Transcribe the entries below exactly; leave every image out.
START
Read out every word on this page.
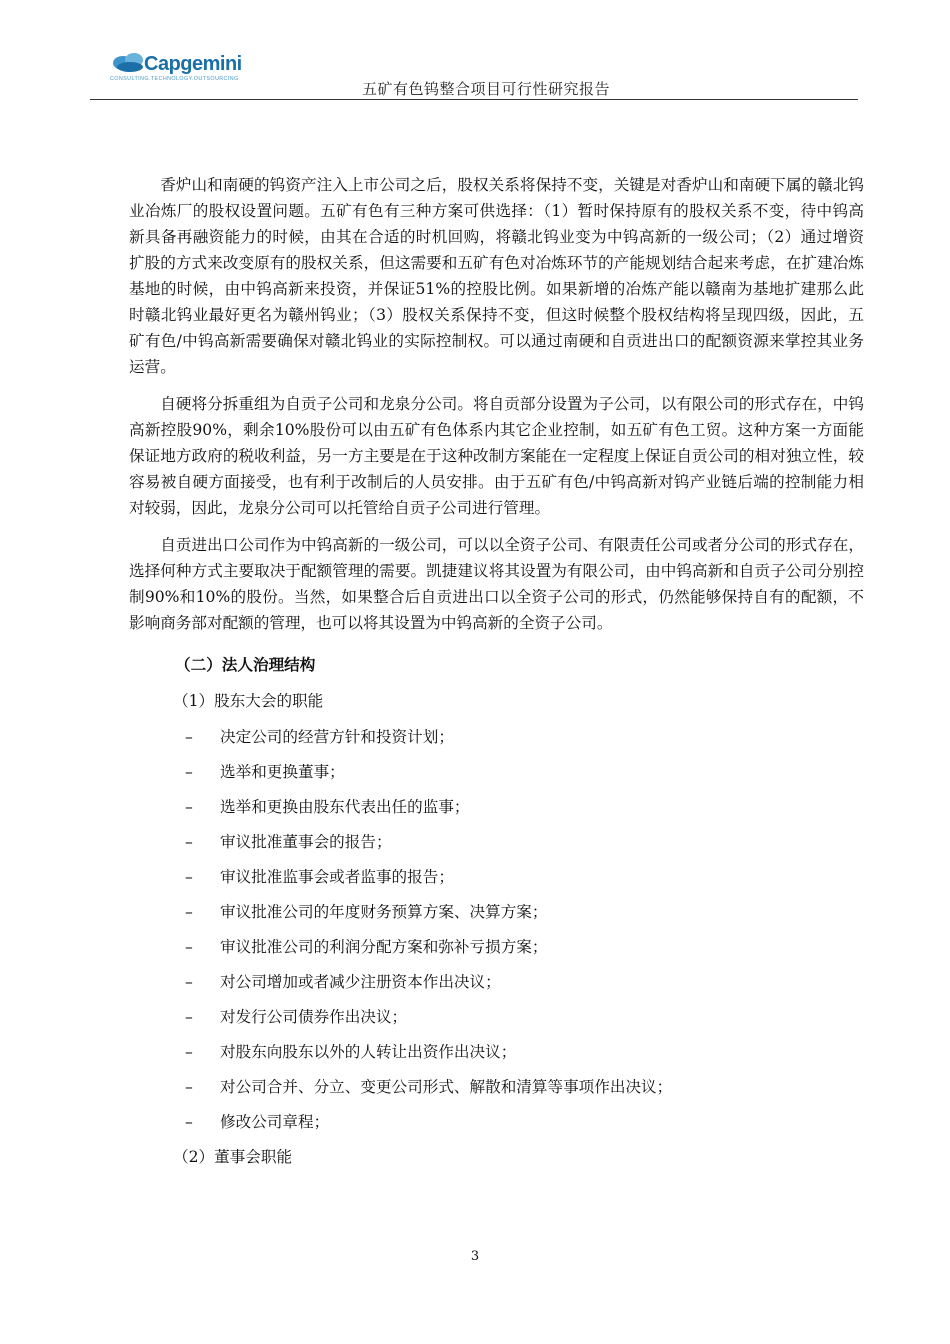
Capgemini
CONSULTING.TECHNOLOGY.OUTSOURCING
五矿有色钨整合项目可行性研究报告

香炉山和南硬的钨资产注入上市公司之后，股权关系将保持不变，关键是对香炉山和南硬下属的赣北钨业冶炼厂的股权设置问题。五矿有色有三种方案可供选择：（1）暂时保持原有的股权关系不变，待中钨高新具备再融资能力的时候，由其在合适的时机回购，将赣北钨业变为中钨高新的一级公司；（2）通过增资扩股的方式来改变原有的股权关系，但这需要和五矿有色对冶炼环节的产能规划结合起来考虑，在扩建冶炼基地的时候，由中钨高新来投资，并保证51%的控股比例。如果新增的冶炼产能以赣南为基地扩建那么此时赣北钨业最好更名为赣州钨业；（3）股权关系保持不变，但这时候整个股权结构将呈现四级，因此，五矿有色/中钨高新需要确保对赣北钨业的实际控制权。可以通过南硬和自贡进出口的配额资源来掌控其业务运营。

自硬将分拆重组为自贡子公司和龙泉分公司。将自贡部分设置为子公司，以有限公司的形式存在，中钨高新控股90%，剩余10%股份可以由五矿有色体系内其它企业控制，如五矿有色工贸。这种方案一方面能保证地方政府的税收利益，另一方主要是在于这种改制方案能在一定程度上保证自贡公司的相对独立性，较容易被自硬方面接受，也有利于改制后的人员安排。由于五矿有色/中钨高新对钨产业链后端的控制能力相对较弱，因此，龙泉分公司可以托管给自贡子公司进行管理。

自贡进出口公司作为中钨高新的一级公司，可以以全资子公司、有限责任公司或者分公司的形式存在，选择何种方式主要取决于配额管理的需要。凯捷建议将其设置为有限公司，由中钨高新和自贡子公司分别控制90%和10%的股份。当然，如果整合后自贡进出口以全资子公司的形式，仍然能够保持自有的配额，不影响商务部对配额的管理，也可以将其设置为中钨高新的全资子公司。

（二）法人治理结构
（1）股东大会的职能
–	决定公司的经营方针和投资计划；
–	选举和更换董事；
–	选举和更换由股东代表出任的监事；
–	审议批准董事会的报告；
–	审议批准监事会或者监事的报告；
–	审议批准公司的年度财务预算方案、决算方案；
–	审议批准公司的利润分配方案和弥补亏损方案；
–	对公司增加或者减少注册资本作出决议；
–	对发行公司债券作出决议；
–	对股东向股东以外的人转让出资作出决议；
–	对公司合并、分立、变更公司形式、解散和清算等事项作出决议；
–	修改公司章程；
（2）董事会职能
3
END
> **Complete answer**:
Read out every word on this page.
Capgemini
CONSULTING.TECHNOLOGY.OUTSOURCING
五矿有色钨整合项目可行性研究报告

香炉山和南硬的钨资产注入上市公司之后，股权关系将保持不变，关键是对香炉山和南硬下属的赣北钨业冶炼厂的股权设置问题。五矿有色有三种方案可供选择：（1）暂时保持原有的股权关系不变，待中钨高新具备再融资能力的时候，由其在合适的时机回购，将赣北钨业变为中钨高新的一级公司；（2）通过增资扩股的方式来改变原有的股权关系，但这需要和五矿有色对冶炼环节的产能规划结合起来考虑，在扩建冶炼基地的时候，由中钨高新来投资，并保证51%的控股比例。如果新增的冶炼产能以赣南为基地扩建那么此时赣北钨业最好更名为赣州钨业；（3）股权关系保持不变，但这时候整个股权结构将呈现四级，因此，五矿有色/中钨高新需要确保对赣北钨业的实际控制权。可以通过南硬和自贡进出口的配额资源来掌控其业务运营。

自硬将分拆重组为自贡子公司和龙泉分公司。将自贡部分设置为子公司，以有限公司的形式存在，中钨高新控股90%，剩余10%股份可以由五矿有色体系内其它企业控制，如五矿有色工贸。这种方案一方面能保证地方政府的税收利益，另一方主要是在于这种改制方案能在一定程度上保证自贡公司的相对独立性，较容易被自硬方面接受，也有利于改制后的人员安排。由于五矿有色/中钨高新对钨产业链后端的控制能力相对较弱，因此，龙泉分公司可以托管给自贡子公司进行管理。

自贡进出口公司作为中钨高新的一级公司，可以以全资子公司、有限责任公司或者分公司的形式存在，选择何种方式主要取决于配额管理的需要。凯捷建议将其设置为有限公司，由中钨高新和自贡子公司分别控制90%和10%的股份。当然，如果整合后自贡进出口以全资子公司的形式，仍然能够保持自有的配额，不影响商务部对配额的管理，也可以将其设置为中钨高新的全资子公司。

（二）法人治理结构
（1）股东大会的职能
–	决定公司的经营方针和投资计划；
–	选举和更换董事；
–	选举和更换由股东代表出任的监事；
–	审议批准董事会的报告；
–	审议批准监事会或者监事的报告；
–	审议批准公司的年度财务预算方案、决算方案；
–	审议批准公司的利润分配方案和弥补亏损方案；
–	对公司增加或者减少注册资本作出决议；
–	对发行公司债券作出决议；
–	对股东向股东以外的人转让出资作出决议；
–	对公司合并、分立、变更公司形式、解散和清算等事项作出决议；
–	修改公司章程；
（2）董事会职能
3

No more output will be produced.